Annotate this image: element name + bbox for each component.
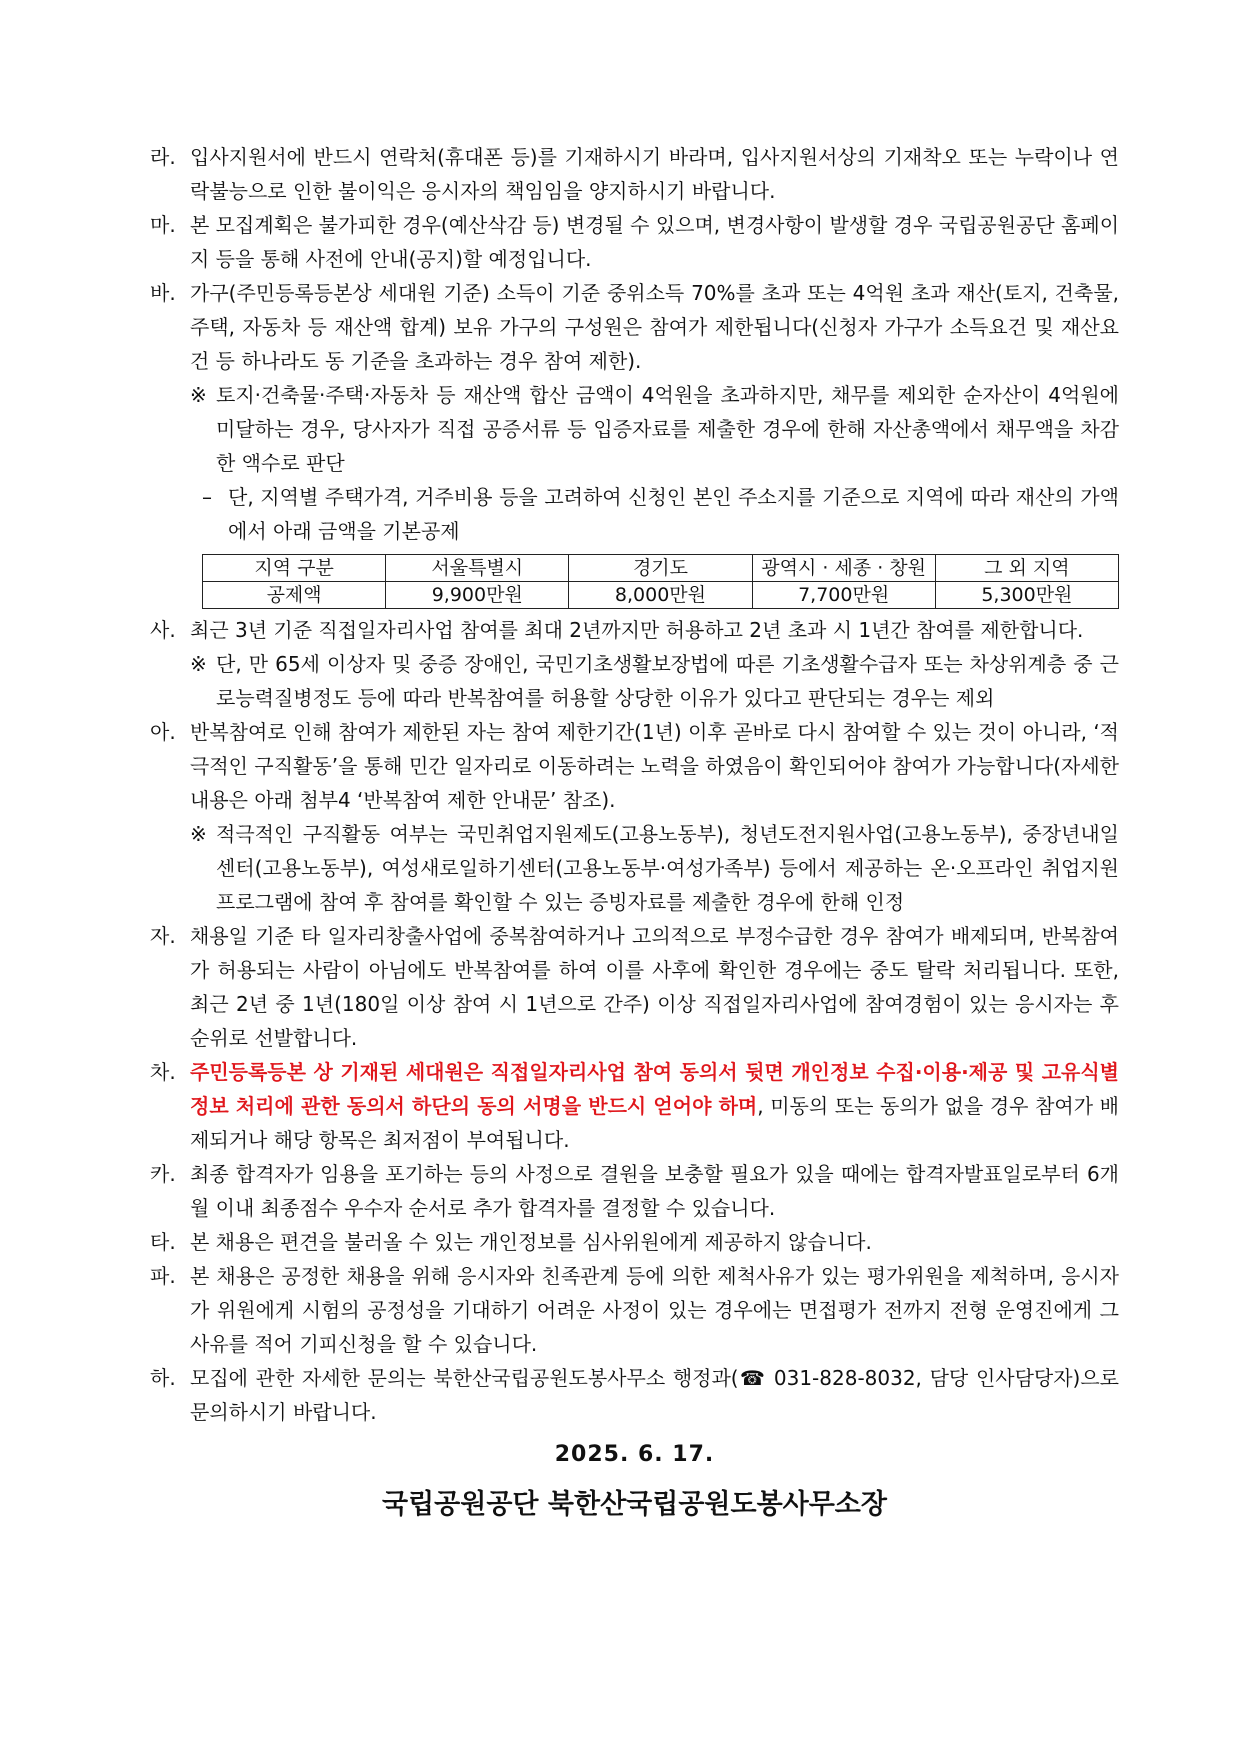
deduction-table (202, 554, 1119, 609)
note (190, 647, 1119, 715)
dash-note (202, 480, 1119, 548)
item-text: 본 모집계획은 불가피한 경우(예산삭감 등) 변경될 수 있으며, 변경사항이 발생할 경우 국립공원공단 홈페이지 등을 통해 사전에 안내(공지)할 예정입니다. (190, 213, 1120, 271)
item-marker: 자. (150, 924, 176, 948)
item-text: 모집에 관한 자세한 문의는 북한산국립공원도봉사무소 행정과(☎ 031-828-8032, 담당 인사담당자)으로 문의하시기 바랍니다. (190, 1366, 1119, 1424)
item-text: 가구(주민등록등본상 세대원 기준) 소득이 기준 중위소득 70%를 초과 또는 4억원 초과 재산(토지, 건축물, 주택, 자동차 등 재산액 합계) 보유 가구의 구성원은 참여가 제한됩니다(신청자 가구가 소득요건 및 재산요건 등 하나라도 동 기준을 초과하는 경우 참여 제한). (190, 281, 1119, 373)
item-text: 반복참여로 인해 참여가 제한된 자는 참여 제한기간(1년) 이후 곧바로 다시 참여할 수 있는 것이 아니라, ‘적극적인 구직활동’을 통해 민간 일자리로 이동하려는 노력을 하였음이 확인되어야 참여가 가능합니다(자세한 내용은 아래 첨부4 ‘반복참여 제한 안내문’ 참조). (190, 720, 1119, 812)
note (190, 378, 1119, 480)
table-cell: 7,700만원 (752, 582, 935, 609)
table-cell: 공제액 (203, 582, 386, 609)
table-header-cell: 경기도 (569, 555, 752, 582)
list-item (150, 1157, 1119, 1225)
note-text: 토지·건축물·주택·자동차 등 재산액 합산 금액이 4억원을 초과하지만, 채무를 제외한 순자산이 4억원에 미달하는 경우, 당사자가 직접 공증서류 등 입증자료를 제출한 경우에 한해 자산총액에서 채무액을 차감한 액수로 판단 (216, 383, 1119, 475)
list-item (150, 1259, 1119, 1361)
note-marker: ※ (190, 652, 207, 676)
table-header-cell: 지역 구분 (203, 555, 386, 582)
table-header-cell: 그 외 지역 (935, 555, 1118, 582)
list-item (150, 276, 1119, 378)
item-text: , 미동의 또는 동의가 없을 경우 참여가 배제되거나 해당 항목은 최저점이 부여됩니다. (190, 1094, 1119, 1152)
list-item (150, 208, 1119, 276)
dash-marker: – (202, 485, 212, 509)
table-cell: 5,300만원 (935, 582, 1118, 609)
table-cell: 9,900만원 (386, 582, 569, 609)
table-row (203, 582, 1119, 609)
table-header-cell: 서울특별시 (386, 555, 569, 582)
list-item (150, 715, 1119, 817)
note-text: 적극적인 구직활동 여부는 국민취업지원제도(고용노동부), 청년도전지원사업(고용노동부), 중장년내일센터(고용노동부), 여성새로일하기센터(고용노동부·여성가족부) 등에서 제공하는 온·오프라인 취업지원 프로그램에 참여 후 참여를 확인할 수 있는 증빙자료를 제출한 경우에 한해 인정 (216, 822, 1119, 914)
item-text: 최종 합격자가 임용을 포기하는 등의 사정으로 결원을 보충할 필요가 있을 때에는 합격자발표일로부터 6개월 이내 최종점수 우수자 순서로 추가 합격자를 결정할 수 있습니다. (190, 1162, 1119, 1220)
note (190, 817, 1119, 919)
item-marker: 바. (150, 281, 176, 305)
table-header-cell: 광역시 · 세종 · 창원 (752, 555, 935, 582)
item-text: 채용일 기준 타 일자리창출사업에 중복참여하거나 고의적으로 부정수급한 경우 참여가 배제되며, 반복참여가 허용되는 사람이 아님에도 반복참여를 하여 이를 사후에 확인한 경우에는 중도 탈락 처리됩니다. 또한, 최근 2년 중 1년(180일 이상 참여 시 1년으로 간주) 이상 직접일자리사업에 참여경험이 있는 응시자는 후순위로 선발합니다. (190, 924, 1119, 1050)
item-marker: 파. (150, 1264, 176, 1288)
item-marker: 사. (150, 618, 176, 642)
item-text: 최근 3년 기준 직접일자리사업 참여를 최대 2년까지만 허용하고 2년 초과 시 1년간 참여를 제한합니다. (190, 618, 1084, 642)
item-marker: 차. (150, 1060, 176, 1084)
item-marker: 타. (150, 1230, 176, 1254)
item-marker: 카. (150, 1162, 176, 1186)
item-text: 입사지원서에 반드시 연락처(휴대폰 등)를 기재하시기 바라며, 입사지원서상의 기재착오 또는 누락이나 연락불능으로 인한 불이익은 응시자의 책임임을 양지하시기 바랍니다. (190, 145, 1119, 203)
item-marker: 아. (150, 720, 176, 744)
table-cell: 8,000만원 (569, 582, 752, 609)
list-item (150, 613, 1119, 647)
list-item (150, 140, 1119, 208)
item-text: 본 채용은 편견을 불러올 수 있는 개인정보를 심사위원에게 제공하지 않습니다. (190, 1230, 872, 1254)
document-date: 2025. 6. 17. (554, 1442, 715, 1467)
note-marker: ※ (190, 383, 207, 407)
note-marker: ※ (190, 822, 207, 846)
list-item (150, 919, 1119, 1055)
item-text-group (190, 1055, 1119, 1157)
item-marker: 마. (150, 213, 176, 237)
note-text: 단, 만 65세 이상자 및 중증 장애인, 국민기초생활보장법에 따른 기초생활수급자 또는 차상위계층 중 근로능력질병정도 등에 따라 반복참여를 허용할 상당한 이유가 있다고 판단되는 경우는 제외 (216, 652, 1119, 710)
issuer-name: 국립공원공단 북한산국립공원도봉사무소장 (382, 1489, 887, 1520)
list-item (150, 1055, 1119, 1157)
list-item (150, 1361, 1119, 1429)
table-header-row (203, 555, 1119, 582)
list-item (150, 1225, 1119, 1259)
item-marker: 하. (150, 1366, 176, 1390)
emphasis-text: 주민등록등본 상 기재된 세대원은 직접일자리사업 참여 동의서 뒷면 개인정보 수집·이용·제공 및 고유식별정보 처리에 관한 동의서 하단의 동의 서명을 반드시 얻어야 하며 (190, 1060, 1119, 1118)
item-text: 본 채용은 공정한 채용을 위해 응시자와 친족관계 등에 의한 제척사유가 있는 평가위원을 제척하며, 응시자가 위원에게 시험의 공정성을 기대하기 어려운 사정이 있는 경우에는 면접평가 전까지 전형 운영진에게 그 사유를 적어 기피신청을 할 수 있습니다. (190, 1264, 1119, 1356)
item-marker: 라. (150, 145, 176, 169)
dash-text: 단, 지역별 주택가격, 거주비용 등을 고려하여 신청인 본인 주소지를 기준으로 지역에 따라 재산의 가액에서 아래 금액을 기본공제 (228, 485, 1119, 543)
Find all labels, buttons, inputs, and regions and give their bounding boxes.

___

• _What is expected_:
Please copy every line of the entries above word for word, leaving out the pictures.

• _The answer_:
Annotate this image: element name + bbox for each component.
deduction-table (202, 554, 1119, 609)
note (190, 647, 1119, 715)
dash-note (202, 480, 1119, 548)
item-text: 본 모집계획은 불가피한 경우(예산삭감 등) 변경될 수 있으며, 변경사항이 발생할 경우 국립공원공단 홈페이지 등을 통해 사전에 안내(공지)할 예정입니다. (190, 213, 1120, 271)
item-marker: 자. (150, 924, 176, 948)
item-text: 모집에 관한 자세한 문의는 북한산국립공원도봉사무소 행정과(☎ 031-828-8032, 담당 인사담당자)으로 문의하시기 바랍니다. (190, 1366, 1119, 1424)
item-text: 가구(주민등록등본상 세대원 기준) 소득이 기준 중위소득 70%를 초과 또는 4억원 초과 재산(토지, 건축물, 주택, 자동차 등 재산액 합계) 보유 가구의 구성원은 참여가 제한됩니다(신청자 가구가 소득요건 및 재산요건 등 하나라도 동 기준을 초과하는 경우 참여 제한). (190, 281, 1119, 373)
item-text: 반복참여로 인해 참여가 제한된 자는 참여 제한기간(1년) 이후 곧바로 다시 참여할 수 있는 것이 아니라, ‘적극적인 구직활동’을 통해 민간 일자리로 이동하려는 노력을 하였음이 확인되어야 참여가 가능합니다(자세한 내용은 아래 첨부4 ‘반복참여 제한 안내문’ 참조). (190, 720, 1119, 812)
note (190, 378, 1119, 480)
table-cell: 7,700만원 (752, 582, 935, 609)
table-cell: 공제액 (203, 582, 386, 609)
table-header-cell: 경기도 (569, 555, 752, 582)
list-item (150, 1157, 1119, 1225)
note-text: 토지·건축물·주택·자동차 등 재산액 합산 금액이 4억원을 초과하지만, 채무를 제외한 순자산이 4억원에 미달하는 경우, 당사자가 직접 공증서류 등 입증자료를 제출한 경우에 한해 자산총액에서 채무액을 차감한 액수로 판단 (216, 383, 1119, 475)
list-item (150, 1259, 1119, 1361)
note-marker: ※ (190, 652, 207, 676)
table-header-cell: 지역 구분 (203, 555, 386, 582)
table-header-cell: 그 외 지역 (935, 555, 1118, 582)
list-item (150, 276, 1119, 378)
item-text: , 미동의 또는 동의가 없을 경우 참여가 배제되거나 해당 항목은 최저점이 부여됩니다. (190, 1094, 1119, 1152)
list-item (150, 208, 1119, 276)
dash-marker: – (202, 485, 212, 509)
table-cell: 5,300만원 (935, 582, 1118, 609)
table-cell: 9,900만원 (386, 582, 569, 609)
table-row (203, 582, 1119, 609)
table-header-cell: 서울특별시 (386, 555, 569, 582)
list-item (150, 715, 1119, 817)
note-text: 적극적인 구직활동 여부는 국민취업지원제도(고용노동부), 청년도전지원사업(고용노동부), 중장년내일센터(고용노동부), 여성새로일하기센터(고용노동부·여성가족부) 등에서 제공하는 온·오프라인 취업지원 프로그램에 참여 후 참여를 확인할 수 있는 증빙자료를 제출한 경우에 한해 인정 (216, 822, 1119, 914)
item-text: 최종 합격자가 임용을 포기하는 등의 사정으로 결원을 보충할 필요가 있을 때에는 합격자발표일로부터 6개월 이내 최종점수 우수자 순서로 추가 합격자를 결정할 수 있습니다. (190, 1162, 1119, 1220)
note (190, 817, 1119, 919)
item-marker: 바. (150, 281, 176, 305)
table-header-cell: 광역시 · 세종 · 창원 (752, 555, 935, 582)
item-text: 채용일 기준 타 일자리창출사업에 중복참여하거나 고의적으로 부정수급한 경우 참여가 배제되며, 반복참여가 허용되는 사람이 아님에도 반복참여를 하여 이를 사후에 확인한 경우에는 중도 탈락 처리됩니다. 또한, 최근 2년 중 1년(180일 이상 참여 시 1년으로 간주) 이상 직접일자리사업에 참여경험이 있는 응시자는 후순위로 선발합니다. (190, 924, 1119, 1050)
item-marker: 파. (150, 1264, 176, 1288)
item-marker: 사. (150, 618, 176, 642)
item-text: 최근 3년 기준 직접일자리사업 참여를 최대 2년까지만 허용하고 2년 초과 시 1년간 참여를 제한합니다. (190, 618, 1084, 642)
item-marker: 차. (150, 1060, 176, 1084)
item-marker: 타. (150, 1230, 176, 1254)
item-marker: 카. (150, 1162, 176, 1186)
item-text: 입사지원서에 반드시 연락처(휴대폰 등)를 기재하시기 바라며, 입사지원서상의 기재착오 또는 누락이나 연락불능으로 인한 불이익은 응시자의 책임임을 양지하시기 바랍니다. (190, 145, 1119, 203)
item-marker: 아. (150, 720, 176, 744)
table-cell: 8,000만원 (569, 582, 752, 609)
list-item (150, 613, 1119, 647)
list-item (150, 140, 1119, 208)
item-text: 본 채용은 편견을 불러올 수 있는 개인정보를 심사위원에게 제공하지 않습니다. (190, 1230, 872, 1254)
document-date: 2025. 6. 17. (554, 1442, 715, 1467)
note-marker: ※ (190, 383, 207, 407)
note-marker: ※ (190, 822, 207, 846)
list-item (150, 919, 1119, 1055)
item-text-group (190, 1055, 1119, 1157)
item-marker: 마. (150, 213, 176, 237)
note-text: 단, 만 65세 이상자 및 중증 장애인, 국민기초생활보장법에 따른 기초생활수급자 또는 차상위계층 중 근로능력질병정도 등에 따라 반복참여를 허용할 상당한 이유가 있다고 판단되는 경우는 제외 (216, 652, 1119, 710)
issuer-name: 국립공원공단 북한산국립공원도봉사무소장 (382, 1489, 887, 1520)
list-item (150, 1055, 1119, 1157)
list-item (150, 1361, 1119, 1429)
table-header-row (203, 555, 1119, 582)
list-item (150, 1225, 1119, 1259)
item-marker: 하. (150, 1366, 176, 1390)
emphasis-text: 주민등록등본 상 기재된 세대원은 직접일자리사업 참여 동의서 뒷면 개인정보 수집·이용·제공 및 고유식별정보 처리에 관한 동의서 하단의 동의 서명을 반드시 얻어야 하며 (190, 1060, 1119, 1118)
item-text: 본 채용은 공정한 채용을 위해 응시자와 친족관계 등에 의한 제척사유가 있는 평가위원을 제척하며, 응시자가 위원에게 시험의 공정성을 기대하기 어려운 사정이 있는 경우에는 면접평가 전까지 전형 운영진에게 그 사유를 적어 기피신청을 할 수 있습니다. (190, 1264, 1119, 1356)
item-marker: 라. (150, 145, 176, 169)
dash-text: 단, 지역별 주택가격, 거주비용 등을 고려하여 신청인 본인 주소지를 기준으로 지역에 따라 재산의 가액에서 아래 금액을 기본공제 (228, 485, 1119, 543)
Find all labels, buttons, inputs, and regions and give their bounding boxes.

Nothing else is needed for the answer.